** Problem description **
The data below is to be returned in full and exactly.

** Records for the task **
====

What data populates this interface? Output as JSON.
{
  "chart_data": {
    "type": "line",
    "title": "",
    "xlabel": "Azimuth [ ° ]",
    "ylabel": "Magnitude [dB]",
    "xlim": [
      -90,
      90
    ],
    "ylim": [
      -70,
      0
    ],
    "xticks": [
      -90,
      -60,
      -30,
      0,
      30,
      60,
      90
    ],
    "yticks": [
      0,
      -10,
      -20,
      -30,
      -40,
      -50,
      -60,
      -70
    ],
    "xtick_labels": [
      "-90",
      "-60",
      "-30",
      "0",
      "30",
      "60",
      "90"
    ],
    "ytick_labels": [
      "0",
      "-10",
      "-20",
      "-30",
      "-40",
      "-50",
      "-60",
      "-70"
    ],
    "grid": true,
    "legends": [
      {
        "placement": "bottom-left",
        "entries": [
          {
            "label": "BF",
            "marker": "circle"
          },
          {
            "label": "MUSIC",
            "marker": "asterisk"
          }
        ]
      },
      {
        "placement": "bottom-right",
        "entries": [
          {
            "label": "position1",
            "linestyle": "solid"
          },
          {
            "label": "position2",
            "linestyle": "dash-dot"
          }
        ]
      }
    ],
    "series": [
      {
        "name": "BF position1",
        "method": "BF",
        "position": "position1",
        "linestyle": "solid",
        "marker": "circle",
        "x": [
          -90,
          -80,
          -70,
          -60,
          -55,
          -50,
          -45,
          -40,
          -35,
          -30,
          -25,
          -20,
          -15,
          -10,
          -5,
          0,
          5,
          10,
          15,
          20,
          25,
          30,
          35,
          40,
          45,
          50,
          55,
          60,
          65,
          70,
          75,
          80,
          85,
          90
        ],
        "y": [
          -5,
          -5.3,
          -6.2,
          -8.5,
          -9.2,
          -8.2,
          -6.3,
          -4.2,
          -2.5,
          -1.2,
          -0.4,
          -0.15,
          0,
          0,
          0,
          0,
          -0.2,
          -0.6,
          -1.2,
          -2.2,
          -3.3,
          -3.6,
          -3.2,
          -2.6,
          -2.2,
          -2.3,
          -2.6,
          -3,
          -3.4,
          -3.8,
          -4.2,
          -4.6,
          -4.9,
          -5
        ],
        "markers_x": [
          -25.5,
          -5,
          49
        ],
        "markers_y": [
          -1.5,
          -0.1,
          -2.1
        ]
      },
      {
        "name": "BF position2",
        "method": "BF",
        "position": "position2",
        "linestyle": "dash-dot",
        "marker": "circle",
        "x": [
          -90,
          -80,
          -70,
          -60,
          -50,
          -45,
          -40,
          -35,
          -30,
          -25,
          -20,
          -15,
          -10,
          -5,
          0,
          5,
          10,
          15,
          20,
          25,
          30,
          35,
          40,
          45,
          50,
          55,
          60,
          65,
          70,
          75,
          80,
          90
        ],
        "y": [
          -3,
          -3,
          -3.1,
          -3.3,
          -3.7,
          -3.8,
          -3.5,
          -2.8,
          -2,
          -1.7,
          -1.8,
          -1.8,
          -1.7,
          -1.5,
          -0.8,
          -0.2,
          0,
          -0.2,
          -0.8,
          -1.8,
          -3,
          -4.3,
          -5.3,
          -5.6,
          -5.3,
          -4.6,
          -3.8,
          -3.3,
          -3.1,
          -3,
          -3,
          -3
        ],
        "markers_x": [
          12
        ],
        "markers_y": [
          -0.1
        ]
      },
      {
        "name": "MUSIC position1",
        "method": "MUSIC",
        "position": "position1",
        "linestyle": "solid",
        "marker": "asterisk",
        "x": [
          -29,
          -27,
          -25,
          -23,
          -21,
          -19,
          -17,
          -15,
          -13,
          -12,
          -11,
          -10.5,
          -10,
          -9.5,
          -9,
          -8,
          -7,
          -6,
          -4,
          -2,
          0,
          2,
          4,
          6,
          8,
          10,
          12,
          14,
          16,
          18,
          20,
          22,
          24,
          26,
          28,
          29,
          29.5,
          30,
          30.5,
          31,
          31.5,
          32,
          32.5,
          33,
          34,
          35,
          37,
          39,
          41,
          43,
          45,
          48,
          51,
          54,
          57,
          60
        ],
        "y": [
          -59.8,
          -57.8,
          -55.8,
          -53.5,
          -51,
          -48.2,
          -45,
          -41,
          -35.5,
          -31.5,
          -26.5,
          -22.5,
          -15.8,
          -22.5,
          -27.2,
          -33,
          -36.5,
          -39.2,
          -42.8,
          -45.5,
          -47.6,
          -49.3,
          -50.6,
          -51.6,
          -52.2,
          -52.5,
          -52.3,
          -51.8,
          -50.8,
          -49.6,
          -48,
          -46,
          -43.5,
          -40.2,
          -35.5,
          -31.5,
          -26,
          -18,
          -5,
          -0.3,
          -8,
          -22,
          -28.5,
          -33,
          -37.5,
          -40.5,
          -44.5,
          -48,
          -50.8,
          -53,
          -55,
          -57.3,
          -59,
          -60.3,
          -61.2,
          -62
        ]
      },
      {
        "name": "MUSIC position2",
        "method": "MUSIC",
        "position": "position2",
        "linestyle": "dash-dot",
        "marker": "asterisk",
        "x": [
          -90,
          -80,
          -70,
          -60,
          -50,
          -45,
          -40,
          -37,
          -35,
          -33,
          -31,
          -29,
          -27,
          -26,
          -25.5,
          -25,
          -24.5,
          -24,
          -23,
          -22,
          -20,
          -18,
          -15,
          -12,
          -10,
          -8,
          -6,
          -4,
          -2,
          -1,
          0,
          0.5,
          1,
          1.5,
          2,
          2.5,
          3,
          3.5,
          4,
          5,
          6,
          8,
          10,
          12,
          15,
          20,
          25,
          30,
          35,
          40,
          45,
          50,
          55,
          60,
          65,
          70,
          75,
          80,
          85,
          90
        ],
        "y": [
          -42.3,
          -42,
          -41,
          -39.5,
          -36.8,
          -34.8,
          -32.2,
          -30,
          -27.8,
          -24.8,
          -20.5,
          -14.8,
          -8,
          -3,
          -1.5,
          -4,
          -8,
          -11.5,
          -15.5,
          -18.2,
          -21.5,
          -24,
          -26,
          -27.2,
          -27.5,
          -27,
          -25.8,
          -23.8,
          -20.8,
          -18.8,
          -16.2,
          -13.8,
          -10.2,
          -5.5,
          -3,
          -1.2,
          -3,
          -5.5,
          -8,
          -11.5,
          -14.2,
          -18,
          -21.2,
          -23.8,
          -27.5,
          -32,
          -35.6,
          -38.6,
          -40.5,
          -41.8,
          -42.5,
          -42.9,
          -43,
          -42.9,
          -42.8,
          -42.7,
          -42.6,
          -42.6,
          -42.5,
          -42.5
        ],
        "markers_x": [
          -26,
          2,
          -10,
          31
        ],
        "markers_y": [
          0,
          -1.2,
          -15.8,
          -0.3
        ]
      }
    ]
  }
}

====

** Written answer **
What data populates this interface? Output as JSON.
{
  "chart_data": {
    "type": "line",
    "title": "",
    "xlabel": "Azimuth [ ° ]",
    "ylabel": "Magnitude [dB]",
    "xlim": [
      -90,
      90
    ],
    "ylim": [
      -70,
      0
    ],
    "xticks": [
      -90,
      -60,
      -30,
      0,
      30,
      60,
      90
    ],
    "yticks": [
      0,
      -10,
      -20,
      -30,
      -40,
      -50,
      -60,
      -70
    ],
    "xtick_labels": [
      "-90",
      "-60",
      "-30",
      "0",
      "30",
      "60",
      "90"
    ],
    "ytick_labels": [
      "0",
      "-10",
      "-20",
      "-30",
      "-40",
      "-50",
      "-60",
      "-70"
    ],
    "grid": true,
    "legends": [
      {
        "placement": "bottom-left",
        "entries": [
          {
            "label": "BF",
            "marker": "circle"
          },
          {
            "label": "MUSIC",
            "marker": "asterisk"
          }
        ]
      },
      {
        "placement": "bottom-right",
        "entries": [
          {
            "label": "position1",
            "linestyle": "solid"
          },
          {
            "label": "position2",
            "linestyle": "dash-dot"
          }
        ]
      }
    ],
    "series": [
      {
        "name": "BF position1",
        "method": "BF",
        "position": "position1",
        "linestyle": "solid",
        "marker": "circle",
        "x": [
          -90,
          -80,
          -70,
          -60,
          -55,
          -50,
          -45,
          -40,
          -35,
          -30,
          -25,
          -20,
          -15,
          -10,
          -5,
          0,
          5,
          10,
          15,
          20,
          25,
          30,
          35,
          40,
          45,
          50,
          55,
          60,
          65,
          70,
          75,
          80,
          85,
          90
        ],
        "y": [
          -5,
          -5.3,
          -6.2,
          -8.5,
          -9.2,
          -8.2,
          -6.3,
          -4.2,
          -2.5,
          -1.2,
          -0.4,
          -0.15,
          0,
          0,
          0,
          0,
          -0.2,
          -0.6,
          -1.2,
          -2.2,
          -3.3,
          -3.6,
          -3.2,
          -2.6,
          -2.2,
          -2.3,
          -2.6,
          -3,
          -3.4,
          -3.8,
          -4.2,
          -4.6,
          -4.9,
          -5
        ],
        "markers_x": [
          -25.5,
          -5,
          49
        ],
        "markers_y": [
          -1.5,
          -0.1,
          -2.1
        ]
      },
      {
        "name": "BF position2",
        "method": "BF",
        "position": "position2",
        "linestyle": "dash-dot",
        "marker": "circle",
        "x": [
          -90,
          -80,
          -70,
          -60,
          -50,
          -45,
          -40,
          -35,
          -30,
          -25,
          -20,
          -15,
          -10,
          -5,
          0,
          5,
          10,
          15,
          20,
          25,
          30,
          35,
          40,
          45,
          50,
          55,
          60,
          65,
          70,
          75,
          80,
          90
        ],
        "y": [
          -3,
          -3,
          -3.1,
          -3.3,
          -3.7,
          -3.8,
          -3.5,
          -2.8,
          -2,
          -1.7,
          -1.8,
          -1.8,
          -1.7,
          -1.5,
          -0.8,
          -0.2,
          0,
          -0.2,
          -0.8,
          -1.8,
          -3,
          -4.3,
          -5.3,
          -5.6,
          -5.3,
          -4.6,
          -3.8,
          -3.3,
          -3.1,
          -3,
          -3,
          -3
        ],
        "markers_x": [
          12
        ],
        "markers_y": [
          -0.1
        ]
      },
      {
        "name": "MUSIC position1",
        "method": "MUSIC",
        "position": "position1",
        "linestyle": "solid",
        "marker": "asterisk",
        "x": [
          -29,
          -27,
          -25,
          -23,
          -21,
          -19,
          -17,
          -15,
          -13,
          -12,
          -11,
          -10.5,
          -10,
          -9.5,
          -9,
          -8,
          -7,
          -6,
          -4,
          -2,
          0,
          2,
          4,
          6,
          8,
          10,
          12,
          14,
          16,
          18,
          20,
          22,
          24,
          26,
          28,
          29,
          29.5,
          30,
          30.5,
          31,
          31.5,
          32,
          32.5,
          33,
          34,
          35,
          37,
          39,
          41,
          43,
          45,
          48,
          51,
          54,
          57,
          60
        ],
        "y": [
          -59.8,
          -57.8,
          -55.8,
          -53.5,
          -51,
          -48.2,
          -45,
          -41,
          -35.5,
          -31.5,
          -26.5,
          -22.5,
          -15.8,
          -22.5,
          -27.2,
          -33,
          -36.5,
          -39.2,
          -42.8,
          -45.5,
          -47.6,
          -49.3,
          -50.6,
          -51.6,
          -52.2,
          -52.5,
          -52.3,
          -51.8,
          -50.8,
          -49.6,
          -48,
          -46,
          -43.5,
          -40.2,
          -35.5,
          -31.5,
          -26,
          -18,
          -5,
          -0.3,
          -8,
          -22,
          -28.5,
          -33,
          -37.5,
          -40.5,
          -44.5,
          -48,
          -50.8,
          -53,
          -55,
          -57.3,
          -59,
          -60.3,
          -61.2,
          -62
        ]
      },
      {
        "name": "MUSIC position2",
        "method": "MUSIC",
        "position": "position2",
        "linestyle": "dash-dot",
        "marker": "asterisk",
        "x": [
          -90,
          -80,
          -70,
          -60,
          -50,
          -45,
          -40,
          -37,
          -35,
          -33,
          -31,
          -29,
          -27,
          -26,
          -25.5,
          -25,
          -24.5,
          -24,
          -23,
          -22,
          -20,
          -18,
          -15,
          -12,
          -10,
          -8,
          -6,
          -4,
          -2,
          -1,
          0,
          0.5,
          1,
          1.5,
          2,
          2.5,
          3,
          3.5,
          4,
          5,
          6,
          8,
          10,
          12,
          15,
          20,
          25,
          30,
          35,
          40,
          45,
          50,
          55,
          60,
          65,
          70,
          75,
          80,
          85,
          90
        ],
        "y": [
          -42.3,
          -42,
          -41,
          -39.5,
          -36.8,
          -34.8,
          -32.2,
          -30,
          -27.8,
          -24.8,
          -20.5,
          -14.8,
          -8,
          -3,
          -1.5,
          -4,
          -8,
          -11.5,
          -15.5,
          -18.2,
          -21.5,
          -24,
          -26,
          -27.2,
          -27.5,
          -27,
          -25.8,
          -23.8,
          -20.8,
          -18.8,
          -16.2,
          -13.8,
          -10.2,
          -5.5,
          -3,
          -1.2,
          -3,
          -5.5,
          -8,
          -11.5,
          -14.2,
          -18,
          -21.2,
          -23.8,
          -27.5,
          -32,
          -35.6,
          -38.6,
          -40.5,
          -41.8,
          -42.5,
          -42.9,
          -43,
          -42.9,
          -42.8,
          -42.7,
          -42.6,
          -42.6,
          -42.5,
          -42.5
        ],
        "markers_x": [
          -26,
          2,
          -10,
          31
        ],
        "markers_y": [
          0,
          -1.2,
          -15.8,
          -0.3
        ]
      }
    ]
  }
}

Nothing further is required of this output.